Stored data

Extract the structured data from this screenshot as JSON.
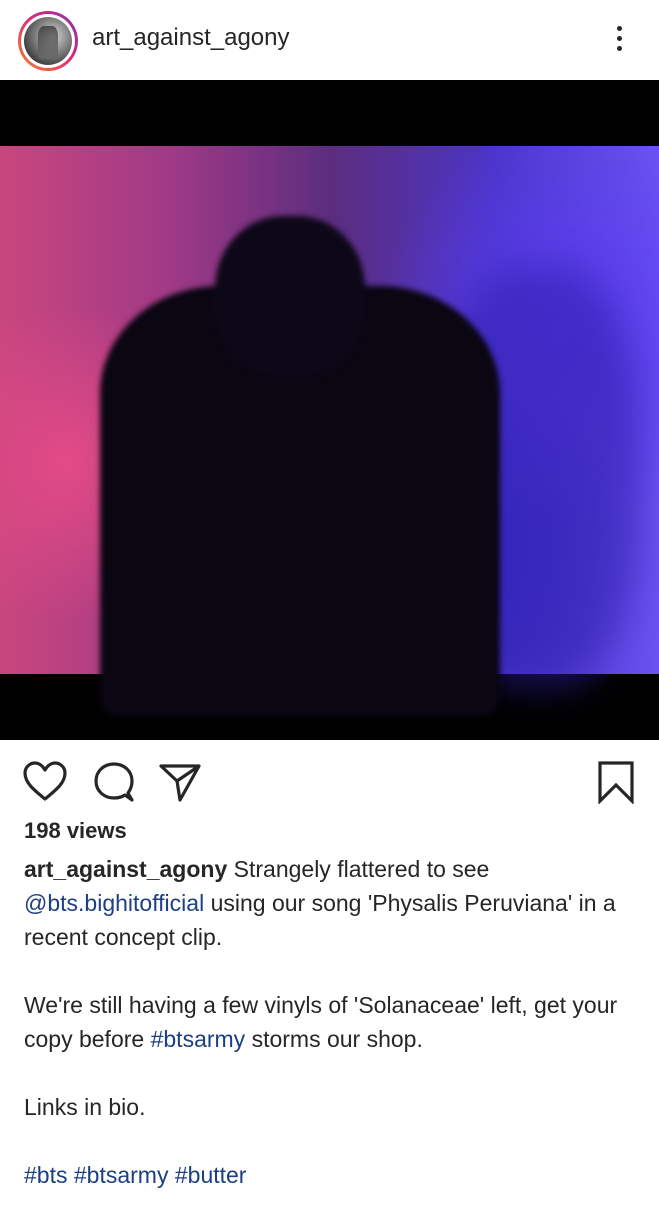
{
  "post": {
    "username": "art_against_agony",
    "views": "198 views"
  },
  "caption": {
    "username": "art_against_agony",
    "line1_text": " Strangely flattered to see ",
    "mention": "@bts.bighitofficial",
    "line1_rest": " using our song 'Physalis Peruviana' in a recent concept clip.",
    "para2_before": "We're still having a few vinyls of 'Solanaceae' left, get your copy before ",
    "para2_hashtag": "#btsarmy",
    "para2_after": " storms our shop.",
    "para3": "Links in bio.",
    "hashtags": [
      "#bts",
      "#btsarmy",
      "#butter"
    ]
  },
  "icons": {
    "like": "heart-icon",
    "comment": "comment-icon",
    "share": "send-icon",
    "save": "bookmark-icon",
    "more": "more-vertical-icon"
  },
  "colors": {
    "text": "#262626",
    "link": "#1c3f82"
  }
}
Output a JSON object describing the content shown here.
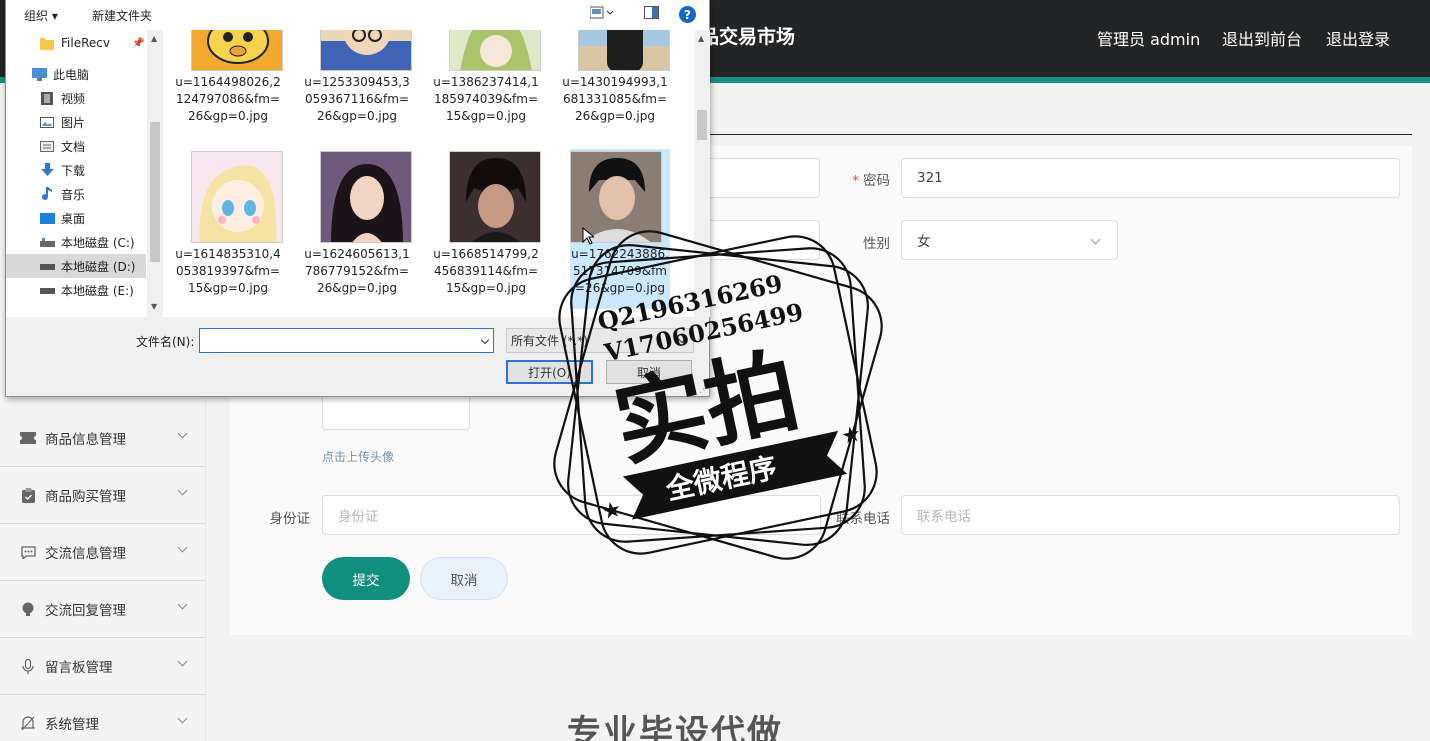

=== Job ===
Exclude the pictures. Write out the remaining data exactly.

=== Final result ===
Extract the structured data from this screenshot as JSON.
{
  "post": {
    "username": "art_against_agony",
    "views": "198 views"
  },
  "caption": {
    "username": "art_against_agony",
    "line1_text": " Strangely flattered to see ",
    "mention": "@bts.bighitofficial",
    "line1_rest": " using our song 'Physalis Peruviana' in a recent concept clip.",
    "para2_before": "We're still having a few vinyls of 'Solanaceae' left, get your copy before ",
    "para2_hashtag": "#btsarmy",
    "para2_after": " storms our shop.",
    "para3": "Links in bio.",
    "hashtags": [
      "#bts",
      "#btsarmy",
      "#butter"
    ]
  },
  "icons": {
    "like": "heart-icon",
    "comment": "comment-icon",
    "share": "send-icon",
    "save": "bookmark-icon",
    "more": "more-vertical-icon"
  },
  "colors": {
    "text": "#262626",
    "link": "#1c3f82"
  }
}
Output a JSON object describing the content shown here.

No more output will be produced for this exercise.